> WHAT YOU ARE ASKED TO DO
Can you print every record below exactly as written?

> MATERIAL

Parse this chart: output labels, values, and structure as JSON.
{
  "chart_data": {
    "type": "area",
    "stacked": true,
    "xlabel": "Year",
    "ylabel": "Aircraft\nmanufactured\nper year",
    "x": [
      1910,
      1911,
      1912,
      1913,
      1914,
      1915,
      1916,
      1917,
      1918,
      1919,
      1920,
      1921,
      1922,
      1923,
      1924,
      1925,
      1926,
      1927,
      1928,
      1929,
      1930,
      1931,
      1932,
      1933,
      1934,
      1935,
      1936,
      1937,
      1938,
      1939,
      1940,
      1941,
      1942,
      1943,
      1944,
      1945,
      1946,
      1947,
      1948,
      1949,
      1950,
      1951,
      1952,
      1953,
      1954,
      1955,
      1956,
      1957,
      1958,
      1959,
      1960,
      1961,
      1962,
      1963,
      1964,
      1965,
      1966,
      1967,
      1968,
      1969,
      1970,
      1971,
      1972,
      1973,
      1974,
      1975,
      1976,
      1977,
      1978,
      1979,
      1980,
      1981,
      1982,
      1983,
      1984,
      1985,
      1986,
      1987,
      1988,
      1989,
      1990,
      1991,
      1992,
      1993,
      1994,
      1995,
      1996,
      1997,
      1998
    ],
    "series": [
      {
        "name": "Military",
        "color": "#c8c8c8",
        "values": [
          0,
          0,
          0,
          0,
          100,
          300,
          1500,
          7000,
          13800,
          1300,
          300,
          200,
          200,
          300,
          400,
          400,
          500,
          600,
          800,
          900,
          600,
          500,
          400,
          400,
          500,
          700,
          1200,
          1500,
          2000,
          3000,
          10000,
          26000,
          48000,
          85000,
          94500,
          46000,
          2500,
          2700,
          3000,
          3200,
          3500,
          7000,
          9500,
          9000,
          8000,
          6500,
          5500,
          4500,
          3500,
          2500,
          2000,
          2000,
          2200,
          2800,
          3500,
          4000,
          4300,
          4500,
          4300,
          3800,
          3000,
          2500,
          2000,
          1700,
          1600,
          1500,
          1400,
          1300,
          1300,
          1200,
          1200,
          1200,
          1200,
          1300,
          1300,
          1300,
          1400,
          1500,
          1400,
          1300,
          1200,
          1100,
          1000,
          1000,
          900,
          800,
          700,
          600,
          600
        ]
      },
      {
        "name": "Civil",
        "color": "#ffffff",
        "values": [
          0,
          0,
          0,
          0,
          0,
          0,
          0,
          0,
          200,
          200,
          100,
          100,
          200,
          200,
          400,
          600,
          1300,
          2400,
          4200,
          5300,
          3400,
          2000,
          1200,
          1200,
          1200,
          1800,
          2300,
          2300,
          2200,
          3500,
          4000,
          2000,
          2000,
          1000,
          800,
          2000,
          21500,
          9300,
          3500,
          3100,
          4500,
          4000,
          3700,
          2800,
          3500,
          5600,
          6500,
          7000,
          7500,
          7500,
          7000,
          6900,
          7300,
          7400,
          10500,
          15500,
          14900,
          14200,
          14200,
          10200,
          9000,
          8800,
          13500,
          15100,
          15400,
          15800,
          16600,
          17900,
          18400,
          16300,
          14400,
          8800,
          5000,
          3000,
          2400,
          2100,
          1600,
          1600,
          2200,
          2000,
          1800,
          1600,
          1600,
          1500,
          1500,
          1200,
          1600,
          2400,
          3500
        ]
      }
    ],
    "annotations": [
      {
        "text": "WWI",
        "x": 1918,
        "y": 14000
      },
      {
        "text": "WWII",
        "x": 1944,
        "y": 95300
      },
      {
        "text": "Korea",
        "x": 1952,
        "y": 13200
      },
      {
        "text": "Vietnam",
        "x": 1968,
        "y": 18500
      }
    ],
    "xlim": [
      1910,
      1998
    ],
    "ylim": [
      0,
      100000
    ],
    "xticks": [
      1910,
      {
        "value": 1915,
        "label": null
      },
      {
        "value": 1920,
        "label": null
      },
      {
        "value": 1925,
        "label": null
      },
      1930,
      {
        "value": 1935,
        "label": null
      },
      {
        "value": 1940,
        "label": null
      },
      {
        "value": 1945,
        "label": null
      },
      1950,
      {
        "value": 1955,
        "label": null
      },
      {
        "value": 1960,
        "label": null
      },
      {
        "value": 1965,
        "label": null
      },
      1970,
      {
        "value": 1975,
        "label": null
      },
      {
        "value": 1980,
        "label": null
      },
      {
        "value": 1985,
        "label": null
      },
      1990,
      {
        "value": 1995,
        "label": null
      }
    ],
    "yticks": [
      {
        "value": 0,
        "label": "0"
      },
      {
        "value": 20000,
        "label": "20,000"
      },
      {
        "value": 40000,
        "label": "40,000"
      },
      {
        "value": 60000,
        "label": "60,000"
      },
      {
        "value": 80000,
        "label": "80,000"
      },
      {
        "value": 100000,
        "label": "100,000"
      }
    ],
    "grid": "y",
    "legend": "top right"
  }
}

> EXPECTED ANSWER
Parse this chart: output labels, values, and structure as JSON.
{
  "chart_data": {
    "type": "area",
    "stacked": true,
    "xlabel": "Year",
    "ylabel": "Aircraft\nmanufactured\nper year",
    "x": [
      1910,
      1911,
      1912,
      1913,
      1914,
      1915,
      1916,
      1917,
      1918,
      1919,
      1920,
      1921,
      1922,
      1923,
      1924,
      1925,
      1926,
      1927,
      1928,
      1929,
      1930,
      1931,
      1932,
      1933,
      1934,
      1935,
      1936,
      1937,
      1938,
      1939,
      1940,
      1941,
      1942,
      1943,
      1944,
      1945,
      1946,
      1947,
      1948,
      1949,
      1950,
      1951,
      1952,
      1953,
      1954,
      1955,
      1956,
      1957,
      1958,
      1959,
      1960,
      1961,
      1962,
      1963,
      1964,
      1965,
      1966,
      1967,
      1968,
      1969,
      1970,
      1971,
      1972,
      1973,
      1974,
      1975,
      1976,
      1977,
      1978,
      1979,
      1980,
      1981,
      1982,
      1983,
      1984,
      1985,
      1986,
      1987,
      1988,
      1989,
      1990,
      1991,
      1992,
      1993,
      1994,
      1995,
      1996,
      1997,
      1998
    ],
    "series": [
      {
        "name": "Military",
        "color": "#c8c8c8",
        "values": [
          0,
          0,
          0,
          0,
          100,
          300,
          1500,
          7000,
          13800,
          1300,
          300,
          200,
          200,
          300,
          400,
          400,
          500,
          600,
          800,
          900,
          600,
          500,
          400,
          400,
          500,
          700,
          1200,
          1500,
          2000,
          3000,
          10000,
          26000,
          48000,
          85000,
          94500,
          46000,
          2500,
          2700,
          3000,
          3200,
          3500,
          7000,
          9500,
          9000,
          8000,
          6500,
          5500,
          4500,
          3500,
          2500,
          2000,
          2000,
          2200,
          2800,
          3500,
          4000,
          4300,
          4500,
          4300,
          3800,
          3000,
          2500,
          2000,
          1700,
          1600,
          1500,
          1400,
          1300,
          1300,
          1200,
          1200,
          1200,
          1200,
          1300,
          1300,
          1300,
          1400,
          1500,
          1400,
          1300,
          1200,
          1100,
          1000,
          1000,
          900,
          800,
          700,
          600,
          600
        ]
      },
      {
        "name": "Civil",
        "color": "#ffffff",
        "values": [
          0,
          0,
          0,
          0,
          0,
          0,
          0,
          0,
          200,
          200,
          100,
          100,
          200,
          200,
          400,
          600,
          1300,
          2400,
          4200,
          5300,
          3400,
          2000,
          1200,
          1200,
          1200,
          1800,
          2300,
          2300,
          2200,
          3500,
          4000,
          2000,
          2000,
          1000,
          800,
          2000,
          21500,
          9300,
          3500,
          3100,
          4500,
          4000,
          3700,
          2800,
          3500,
          5600,
          6500,
          7000,
          7500,
          7500,
          7000,
          6900,
          7300,
          7400,
          10500,
          15500,
          14900,
          14200,
          14200,
          10200,
          9000,
          8800,
          13500,
          15100,
          15400,
          15800,
          16600,
          17900,
          18400,
          16300,
          14400,
          8800,
          5000,
          3000,
          2400,
          2100,
          1600,
          1600,
          2200,
          2000,
          1800,
          1600,
          1600,
          1500,
          1500,
          1200,
          1600,
          2400,
          3500
        ]
      }
    ],
    "annotations": [
      {
        "text": "WWI",
        "x": 1918,
        "y": 14000
      },
      {
        "text": "WWII",
        "x": 1944,
        "y": 95300
      },
      {
        "text": "Korea",
        "x": 1952,
        "y": 13200
      },
      {
        "text": "Vietnam",
        "x": 1968,
        "y": 18500
      }
    ],
    "xlim": [
      1910,
      1998
    ],
    "ylim": [
      0,
      100000
    ],
    "xticks": [
      1910,
      {
        "value": 1915,
        "label": null
      },
      {
        "value": 1920,
        "label": null
      },
      {
        "value": 1925,
        "label": null
      },
      1930,
      {
        "value": 1935,
        "label": null
      },
      {
        "value": 1940,
        "label": null
      },
      {
        "value": 1945,
        "label": null
      },
      1950,
      {
        "value": 1955,
        "label": null
      },
      {
        "value": 1960,
        "label": null
      },
      {
        "value": 1965,
        "label": null
      },
      1970,
      {
        "value": 1975,
        "label": null
      },
      {
        "value": 1980,
        "label": null
      },
      {
        "value": 1985,
        "label": null
      },
      1990,
      {
        "value": 1995,
        "label": null
      }
    ],
    "yticks": [
      {
        "value": 0,
        "label": "0"
      },
      {
        "value": 20000,
        "label": "20,000"
      },
      {
        "value": 40000,
        "label": "40,000"
      },
      {
        "value": 60000,
        "label": "60,000"
      },
      {
        "value": 80000,
        "label": "80,000"
      },
      {
        "value": 100000,
        "label": "100,000"
      }
    ],
    "grid": "y",
    "legend": "top right"
  }
}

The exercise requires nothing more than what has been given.